**Extrait source**
┄┄┄┄┄┄┄┄┄┄

Un dossier évoqué sur le plateau de "L'info confidentielle Paris Match -RTL-TVI, le dimanche 31 janvier 2010 et publiée dans l'hebdomadaire "Paris Match" (Belgique), le 4 février 2010
Ce sont de belles personnes, jeunes, enthousiastes et pleines d'énergie positive. Wafya et Mounir travaillent à temps plein à Bruxelles et ils sont bien investis dans leurs métiers. Ils s'aiment et veulent fonder une famille, mais l'administration belge leur refuse le droit au mariage. Autopsie d'un piège juridique qui pourrait - c'est le comble - valoir des poursuites judiciaires aux deux amoureux.
Ils vivent au dernier étage d'un petit immeuble à Forest Un petit nid douillet où ils aiment à se retrouver après des journées de travail bien remplies. Elle est employée dans un salon de coiffure d'une grande enseigne à Uccle. Il est éducateur spécialisé et il passe son temps à arrondir les angles, à plaider la cordialité et le respect dans une école de l'agglomération bruxelloise. Pas possible de refuser une délicieuse crème de concombre avant de commencer à discuter. Tous les deux, ils s'affairent en cuisine et mettent la table. Avant de raconter leur histoire d'amour qui, malheureusement, est devenue synonyme de tracas administratifs et judiciaires.
En octobre 2008, Mounir El Khamlichi est invité à passer une soirée chez l'un de ses amis à Bruxelles. «II m'avait dit que, parmi ses invités, il y aurait une jeune femme qui, comme moi, avait récemment voyagé en Inde. C'était l'occasion d'échanger avec quelqu'un à propos d'une expérience de voyage assez peu commune. Je me suis donc rendu à cette fête avec entrain. Et je n'ai pas été déçu. Quand j'ai vu Wafya, cela a été comme une illumination. Bien sûr, on parlé du Taj Mahal, mais pour moi, c'était elle, la huitième merveille du monde ! Rien, personne d'autre, il n'y avait plus qu'elle.»
Et pour elle, il n'y aura désormais plus que lui. «Après ce court séjour en Belgique, je suis rentrée en Espagne où j'habite depuis près de dix ans, mais j'ai emporté Mounir dans mon coeur», continue Wafya Ben Fares. Commencent alors plusieurs semaines de coups de téléphone et de chat sur le Net, avant que Mounir décide de se rendre à Madrid. «J'y ai passé mes congés de fin d'année et cela m'a donné l'occasion de rencontrer ses parents. Ce furent des moments magiques. Quand je suis revenu de là, j'étais devenu complètement fou d'elle. Il était déjà évident que nous étions faits pour vivre ensemble. »

┄┄┄┄┄┄┄┄┄┄

**Données enregistrées**
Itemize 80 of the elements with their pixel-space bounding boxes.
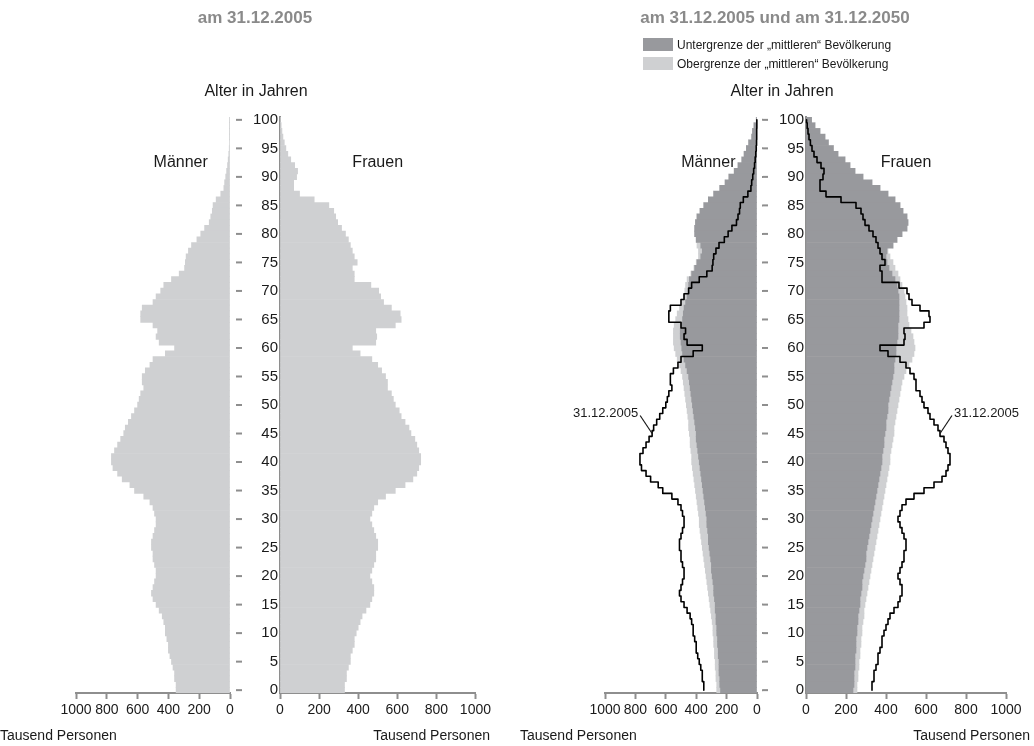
chart-title: am 31.12.2005 und am 31.12.2050 — [640, 8, 910, 28]
x-tick-label: 600 — [914, 701, 938, 718]
y-tick-label: 80 — [261, 224, 278, 242]
y-tick-label: 40 — [261, 452, 278, 470]
annotation: Männer — [681, 153, 737, 171]
y-tick-label: 85 — [261, 195, 278, 213]
y-tick-label: 10 — [787, 623, 804, 641]
y-tick-label: 5 — [269, 651, 278, 669]
y-tick-label: 35 — [261, 480, 278, 498]
x-tick-label: 400 — [156, 701, 181, 718]
y-tick-label: 85 — [787, 195, 804, 213]
y-tick-label: 5 — [795, 651, 804, 669]
y-tick-label: 40 — [787, 452, 804, 470]
x-tick-label: 0 — [753, 701, 762, 718]
x-tick-label: 600 — [125, 701, 150, 718]
x-tick-label: 0 — [226, 701, 235, 718]
y-tick-label: 100 — [252, 109, 278, 127]
x-tick-label: 800 — [623, 701, 648, 718]
y-tick-label: 95 — [787, 138, 804, 156]
y-tick-label: 90 — [261, 167, 278, 185]
x-tick-label: 200 — [834, 701, 858, 718]
y-tick-label: 50 — [261, 395, 278, 413]
y-axis-title: Alter in Jahren — [204, 82, 308, 100]
x-tick-label: 600 — [385, 701, 410, 718]
x-tick-label: 800 — [424, 701, 449, 718]
y-tick-label: 65 — [787, 309, 804, 327]
y-tick-label: 95 — [261, 138, 278, 156]
legend-label: Obergrenze der „mittleren“ Bevölkerung — [677, 57, 889, 71]
x-axis-title: Tausend Personen — [0, 727, 117, 743]
y-tick-label: 20 — [261, 566, 278, 584]
y-tick-label: 70 — [261, 281, 278, 299]
annotation: Männer — [153, 153, 209, 171]
x-tick-label: 1000 — [589, 701, 621, 718]
y-tick-label: 15 — [787, 594, 804, 612]
y-tick-label: 45 — [787, 423, 804, 441]
x-tick-label: 600 — [654, 701, 678, 718]
x-tick-label: 200 — [187, 701, 212, 718]
y-tick-label: 70 — [787, 281, 804, 299]
y-axis-title: Alter in Jahren — [730, 82, 834, 100]
y-tick-label: 25 — [261, 537, 278, 555]
x-tick-label: 1000 — [60, 701, 92, 718]
x-axis-title: Tausend Personen — [520, 727, 637, 743]
y-tick-label: 20 — [787, 566, 804, 584]
y-tick-label: 80 — [787, 224, 804, 242]
x-tick-label: 200 — [714, 701, 739, 718]
x-tick-label: 400 — [874, 701, 898, 718]
y-tick-label: 60 — [261, 338, 278, 356]
y-tick-label: 65 — [261, 309, 278, 327]
y-tick-label: 0 — [795, 680, 804, 698]
y-tick-label: 75 — [261, 252, 278, 270]
y-tick-label: 0 — [269, 680, 278, 698]
x-tick-label: 200 — [307, 701, 331, 718]
y-tick-label: 35 — [787, 480, 804, 498]
y-tick-label: 55 — [787, 366, 804, 384]
x-tick-label: 800 — [954, 701, 978, 718]
y-tick-label: 60 — [787, 338, 804, 356]
y-tick-label: 90 — [787, 167, 804, 185]
y-tick-label: 30 — [787, 509, 804, 527]
x-tick-label: 400 — [684, 701, 709, 718]
y-tick-label: 50 — [787, 395, 804, 413]
annotation: Frauen — [880, 153, 932, 171]
y-tick-label: 75 — [787, 252, 804, 270]
x-axis-title: Tausend Personen — [913, 727, 1030, 743]
x-axis-title: Tausend Personen — [373, 727, 490, 743]
y-tick-label: 15 — [261, 594, 278, 612]
annotation: 31.12.2005 — [954, 405, 1020, 421]
x-tick-label: 1000 — [990, 701, 1022, 718]
y-tick-label: 100 — [778, 109, 804, 127]
y-tick-label: 25 — [787, 537, 804, 555]
x-tick-label: 800 — [95, 701, 119, 718]
y-tick-label: 10 — [261, 623, 278, 641]
x-tick-label: 1000 — [459, 701, 492, 718]
y-tick-label: 45 — [261, 423, 278, 441]
chart-title: am 31.12.2005 — [197, 8, 313, 28]
x-tick-label: 400 — [346, 701, 371, 718]
y-tick-label: 55 — [261, 366, 278, 384]
y-tick-label: 30 — [261, 509, 278, 527]
annotation: Frauen — [352, 153, 404, 171]
legend-label: Untergrenze der „mittleren“ Bevölkerung — [677, 38, 892, 52]
annotation: 31.12.2005 — [573, 405, 639, 421]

┄┄┄┄┄┄┄┄┄┄

**Consignes**
- a) Quels pays l'article sur Wafya et Mounir nomme-t-il ? Donnez-les tous.
- b) Pouvez-vous reprendre l'article sur Wafya et Mounir juste après sa dernière phrase ?

**Réponses**
- a) Belgique, Inde, Espagne

- b)
En février 2009, c'est Wafya qui fait le déplacement en Belgique. Cette fois, elle est accompagnée de ses parents qui rencontrent ceux de Mounir. Tout le monde est d'accord pour entamer les démarches auprès de l'administration communale de Forest en vue d'un mariage espéré pour l'été. Mounir raconte : «Avec Wafya et ses parents, on a donc entamé les démarches. On était alors au début du mois de mars 2009 et nous avons eu besoin de plusieurs semaines pour rassembler tous les documents nécessaires. Fin mai, nous avions tout. Une date a été réservée pour le grand jour. Ce devait être le 3 juillet 2009 mais, à notre grande surprise, le 8 juin, nous avons reçu un recommandé de la commune nous annonçant que le mariage ne pourrait avoir lieu ! C'était une catastrophe, en plus d'un affront. Je ne l'ai toujours pas digéré et je maintiendrai, en utilisant toutes les voies de droit possibles, le projet d'un jour me marier dans l'hôtel de ville de la commune où j'habite depuis si longtemps ! »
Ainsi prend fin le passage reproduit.